# Job
Skip any picture you find and retype all the remaining lines exactly.

# Records for this exercise

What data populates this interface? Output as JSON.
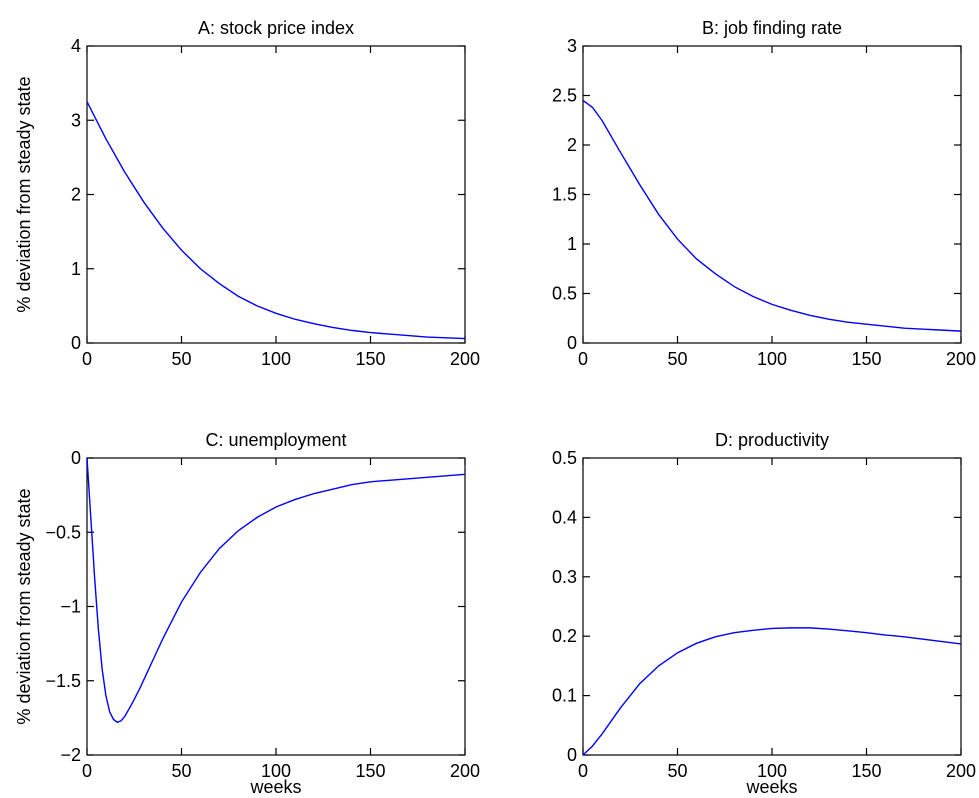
{
  "chart_data": [
    {
      "type": "line",
      "title": "A: stock price index",
      "xlabel": "",
      "ylabel": "% deviation from steady state",
      "xlim": [
        0,
        200
      ],
      "ylim": [
        0,
        4
      ],
      "xticks": [
        0,
        50,
        100,
        150,
        200
      ],
      "xtick_labels": [
        "0",
        "50",
        "100",
        "150",
        "200"
      ],
      "yticks": [
        0,
        1,
        2,
        3,
        4
      ],
      "ytick_labels": [
        "0",
        "1",
        "2",
        "3",
        "4"
      ],
      "grid": false,
      "series": [
        {
          "color": "#0000ff",
          "x": [
            0,
            10,
            20,
            30,
            40,
            50,
            60,
            70,
            80,
            90,
            100,
            110,
            120,
            130,
            140,
            150,
            160,
            170,
            180,
            190,
            200
          ],
          "y": [
            3.25,
            2.75,
            2.3,
            1.9,
            1.55,
            1.25,
            1.0,
            0.8,
            0.63,
            0.5,
            0.4,
            0.32,
            0.26,
            0.21,
            0.17,
            0.14,
            0.12,
            0.1,
            0.08,
            0.07,
            0.06
          ]
        }
      ]
    },
    {
      "type": "line",
      "title": "B: job finding rate",
      "xlabel": "",
      "ylabel": "",
      "xlim": [
        0,
        200
      ],
      "ylim": [
        0,
        3
      ],
      "xticks": [
        0,
        50,
        100,
        150,
        200
      ],
      "xtick_labels": [
        "0",
        "50",
        "100",
        "150",
        "200"
      ],
      "yticks": [
        0,
        0.5,
        1,
        1.5,
        2,
        2.5,
        3
      ],
      "ytick_labels": [
        "0",
        "0.5",
        "1",
        "1.5",
        "2",
        "2.5",
        "3"
      ],
      "grid": false,
      "series": [
        {
          "color": "#0000ff",
          "x": [
            0,
            5,
            10,
            20,
            30,
            40,
            50,
            60,
            70,
            80,
            90,
            100,
            110,
            120,
            130,
            140,
            150,
            160,
            170,
            180,
            190,
            200
          ],
          "y": [
            2.45,
            2.38,
            2.25,
            1.92,
            1.6,
            1.3,
            1.05,
            0.85,
            0.7,
            0.57,
            0.47,
            0.39,
            0.33,
            0.28,
            0.24,
            0.21,
            0.19,
            0.17,
            0.15,
            0.14,
            0.13,
            0.12
          ]
        }
      ]
    },
    {
      "type": "line",
      "title": "C: unemployment",
      "xlabel": "weeks",
      "ylabel": "% deviation from steady state",
      "xlim": [
        0,
        200
      ],
      "ylim": [
        -2,
        0
      ],
      "xticks": [
        0,
        50,
        100,
        150,
        200
      ],
      "xtick_labels": [
        "0",
        "50",
        "100",
        "150",
        "200"
      ],
      "yticks": [
        -2,
        -1.5,
        -1,
        -0.5,
        0
      ],
      "ytick_labels": [
        "−2",
        "−1.5",
        "−1",
        "−0.5",
        "0"
      ],
      "grid": false,
      "series": [
        {
          "color": "#0000ff",
          "x": [
            0,
            1,
            2,
            3,
            4,
            6,
            8,
            10,
            12,
            14,
            16,
            18,
            20,
            24,
            28,
            32,
            36,
            40,
            50,
            60,
            70,
            80,
            90,
            100,
            110,
            120,
            130,
            140,
            150,
            160,
            170,
            180,
            190,
            200
          ],
          "y": [
            0,
            -0.2,
            -0.4,
            -0.6,
            -0.8,
            -1.15,
            -1.42,
            -1.6,
            -1.71,
            -1.76,
            -1.78,
            -1.77,
            -1.74,
            -1.65,
            -1.55,
            -1.44,
            -1.33,
            -1.22,
            -0.97,
            -0.77,
            -0.61,
            -0.49,
            -0.4,
            -0.33,
            -0.28,
            -0.24,
            -0.21,
            -0.18,
            -0.16,
            -0.15,
            -0.14,
            -0.13,
            -0.12,
            -0.11
          ]
        }
      ]
    },
    {
      "type": "line",
      "title": "D: productivity",
      "xlabel": "weeks",
      "ylabel": "",
      "xlim": [
        0,
        200
      ],
      "ylim": [
        0,
        0.5
      ],
      "xticks": [
        0,
        50,
        100,
        150,
        200
      ],
      "xtick_labels": [
        "0",
        "50",
        "100",
        "150",
        "200"
      ],
      "yticks": [
        0,
        0.1,
        0.2,
        0.3,
        0.4,
        0.5
      ],
      "ytick_labels": [
        "0",
        "0.1",
        "0.2",
        "0.3",
        "0.4",
        "0.5"
      ],
      "grid": false,
      "series": [
        {
          "color": "#0000ff",
          "x": [
            0,
            5,
            10,
            20,
            30,
            40,
            50,
            60,
            70,
            80,
            90,
            100,
            110,
            120,
            130,
            140,
            150,
            160,
            170,
            180,
            190,
            200
          ],
          "y": [
            0,
            0.015,
            0.035,
            0.08,
            0.12,
            0.15,
            0.172,
            0.188,
            0.199,
            0.206,
            0.21,
            0.213,
            0.214,
            0.214,
            0.212,
            0.209,
            0.206,
            0.202,
            0.199,
            0.195,
            0.191,
            0.187
          ]
        }
      ]
    }
  ]
}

# Exercise output
What data populates this interface? Output as JSON.
{
  "chart_data": [
    {
      "type": "line",
      "title": "A: stock price index",
      "xlabel": "",
      "ylabel": "% deviation from steady state",
      "xlim": [
        0,
        200
      ],
      "ylim": [
        0,
        4
      ],
      "xticks": [
        0,
        50,
        100,
        150,
        200
      ],
      "xtick_labels": [
        "0",
        "50",
        "100",
        "150",
        "200"
      ],
      "yticks": [
        0,
        1,
        2,
        3,
        4
      ],
      "ytick_labels": [
        "0",
        "1",
        "2",
        "3",
        "4"
      ],
      "grid": false,
      "series": [
        {
          "color": "#0000ff",
          "x": [
            0,
            10,
            20,
            30,
            40,
            50,
            60,
            70,
            80,
            90,
            100,
            110,
            120,
            130,
            140,
            150,
            160,
            170,
            180,
            190,
            200
          ],
          "y": [
            3.25,
            2.75,
            2.3,
            1.9,
            1.55,
            1.25,
            1.0,
            0.8,
            0.63,
            0.5,
            0.4,
            0.32,
            0.26,
            0.21,
            0.17,
            0.14,
            0.12,
            0.1,
            0.08,
            0.07,
            0.06
          ]
        }
      ]
    },
    {
      "type": "line",
      "title": "B: job finding rate",
      "xlabel": "",
      "ylabel": "",
      "xlim": [
        0,
        200
      ],
      "ylim": [
        0,
        3
      ],
      "xticks": [
        0,
        50,
        100,
        150,
        200
      ],
      "xtick_labels": [
        "0",
        "50",
        "100",
        "150",
        "200"
      ],
      "yticks": [
        0,
        0.5,
        1,
        1.5,
        2,
        2.5,
        3
      ],
      "ytick_labels": [
        "0",
        "0.5",
        "1",
        "1.5",
        "2",
        "2.5",
        "3"
      ],
      "grid": false,
      "series": [
        {
          "color": "#0000ff",
          "x": [
            0,
            5,
            10,
            20,
            30,
            40,
            50,
            60,
            70,
            80,
            90,
            100,
            110,
            120,
            130,
            140,
            150,
            160,
            170,
            180,
            190,
            200
          ],
          "y": [
            2.45,
            2.38,
            2.25,
            1.92,
            1.6,
            1.3,
            1.05,
            0.85,
            0.7,
            0.57,
            0.47,
            0.39,
            0.33,
            0.28,
            0.24,
            0.21,
            0.19,
            0.17,
            0.15,
            0.14,
            0.13,
            0.12
          ]
        }
      ]
    },
    {
      "type": "line",
      "title": "C: unemployment",
      "xlabel": "weeks",
      "ylabel": "% deviation from steady state",
      "xlim": [
        0,
        200
      ],
      "ylim": [
        -2,
        0
      ],
      "xticks": [
        0,
        50,
        100,
        150,
        200
      ],
      "xtick_labels": [
        "0",
        "50",
        "100",
        "150",
        "200"
      ],
      "yticks": [
        -2,
        -1.5,
        -1,
        -0.5,
        0
      ],
      "ytick_labels": [
        "−2",
        "−1.5",
        "−1",
        "−0.5",
        "0"
      ],
      "grid": false,
      "series": [
        {
          "color": "#0000ff",
          "x": [
            0,
            1,
            2,
            3,
            4,
            6,
            8,
            10,
            12,
            14,
            16,
            18,
            20,
            24,
            28,
            32,
            36,
            40,
            50,
            60,
            70,
            80,
            90,
            100,
            110,
            120,
            130,
            140,
            150,
            160,
            170,
            180,
            190,
            200
          ],
          "y": [
            0,
            -0.2,
            -0.4,
            -0.6,
            -0.8,
            -1.15,
            -1.42,
            -1.6,
            -1.71,
            -1.76,
            -1.78,
            -1.77,
            -1.74,
            -1.65,
            -1.55,
            -1.44,
            -1.33,
            -1.22,
            -0.97,
            -0.77,
            -0.61,
            -0.49,
            -0.4,
            -0.33,
            -0.28,
            -0.24,
            -0.21,
            -0.18,
            -0.16,
            -0.15,
            -0.14,
            -0.13,
            -0.12,
            -0.11
          ]
        }
      ]
    },
    {
      "type": "line",
      "title": "D: productivity",
      "xlabel": "weeks",
      "ylabel": "",
      "xlim": [
        0,
        200
      ],
      "ylim": [
        0,
        0.5
      ],
      "xticks": [
        0,
        50,
        100,
        150,
        200
      ],
      "xtick_labels": [
        "0",
        "50",
        "100",
        "150",
        "200"
      ],
      "yticks": [
        0,
        0.1,
        0.2,
        0.3,
        0.4,
        0.5
      ],
      "ytick_labels": [
        "0",
        "0.1",
        "0.2",
        "0.3",
        "0.4",
        "0.5"
      ],
      "grid": false,
      "series": [
        {
          "color": "#0000ff",
          "x": [
            0,
            5,
            10,
            20,
            30,
            40,
            50,
            60,
            70,
            80,
            90,
            100,
            110,
            120,
            130,
            140,
            150,
            160,
            170,
            180,
            190,
            200
          ],
          "y": [
            0,
            0.015,
            0.035,
            0.08,
            0.12,
            0.15,
            0.172,
            0.188,
            0.199,
            0.206,
            0.21,
            0.213,
            0.214,
            0.214,
            0.212,
            0.209,
            0.206,
            0.202,
            0.199,
            0.195,
            0.191,
            0.187
          ]
        }
      ]
    }
  ]
}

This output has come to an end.